## begin RAW DATA

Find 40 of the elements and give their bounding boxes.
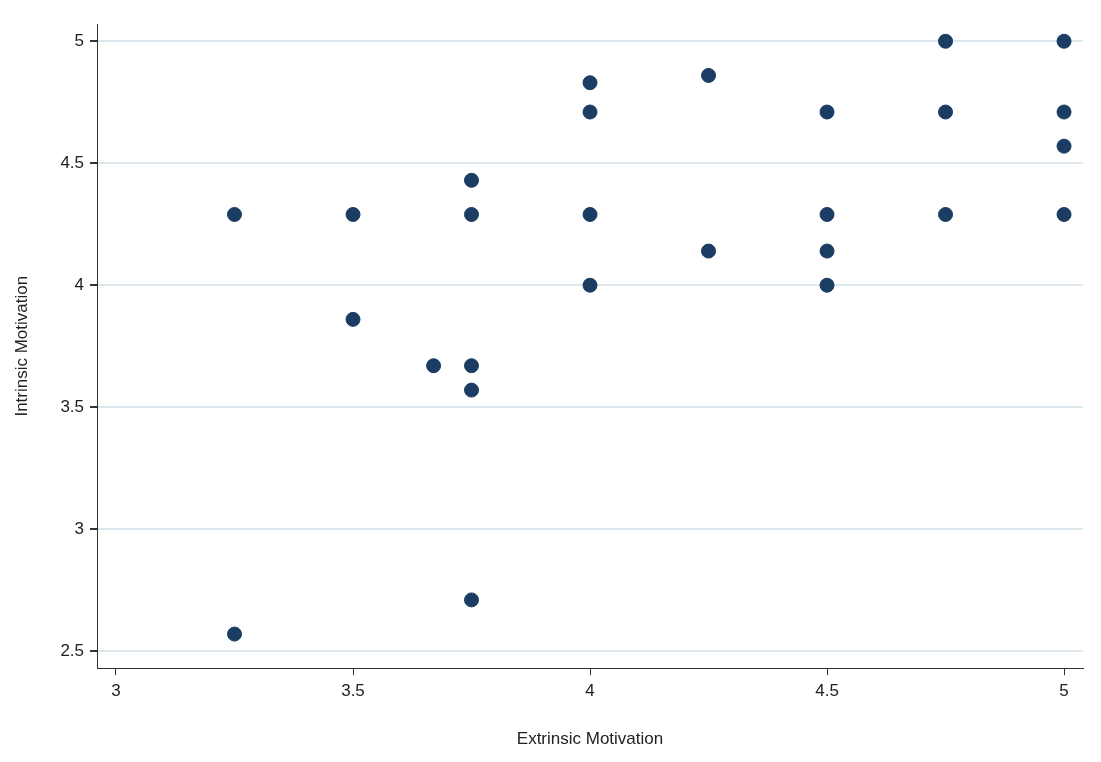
point bbox=[464, 382, 480, 398]
point bbox=[227, 626, 242, 642]
point bbox=[582, 75, 598, 91]
y-tick-label: 4.5 bbox=[60, 152, 85, 172]
point bbox=[345, 311, 361, 327]
x-axis-title: Extrinsic Motivation bbox=[516, 729, 664, 749]
point bbox=[426, 358, 442, 374]
point bbox=[819, 277, 835, 293]
y-tick-label: 2.5 bbox=[60, 640, 85, 660]
x-tick-label: 4.5 bbox=[815, 681, 839, 701]
point bbox=[1056, 104, 1072, 120]
point bbox=[701, 67, 717, 83]
point bbox=[938, 104, 954, 120]
point bbox=[464, 358, 480, 374]
point bbox=[582, 206, 598, 222]
point bbox=[464, 172, 480, 188]
point bbox=[1056, 206, 1072, 222]
y-tick-label: 5 bbox=[74, 30, 85, 50]
point bbox=[582, 104, 598, 120]
point bbox=[464, 592, 480, 608]
y-tick-label: 4 bbox=[74, 274, 85, 294]
x-tick-label: 3.5 bbox=[341, 681, 365, 701]
x-tick-label: 5 bbox=[1059, 681, 1069, 701]
point bbox=[819, 104, 835, 120]
point bbox=[345, 206, 361, 222]
x-tick-label: 3 bbox=[111, 681, 121, 701]
y-tick-label: 3.5 bbox=[60, 396, 85, 416]
point bbox=[819, 206, 835, 222]
point bbox=[1056, 138, 1072, 154]
x-tick-label: 4 bbox=[585, 681, 595, 701]
point bbox=[938, 206, 954, 222]
y-axis-title: Intrinsic Motivation bbox=[11, 275, 31, 417]
point bbox=[464, 206, 480, 222]
point bbox=[227, 206, 242, 222]
point bbox=[938, 33, 954, 49]
point bbox=[819, 243, 835, 259]
y-tick-label: 3 bbox=[74, 518, 85, 538]
point bbox=[1056, 33, 1072, 49]
point bbox=[582, 277, 598, 293]
point bbox=[701, 243, 717, 259]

## end RAW DATA

• **REQUIREMENT**
Count the lines of the entries above that contain the string "Motivation", matching case exactly, and give only the number.

• **RESPONSE**
2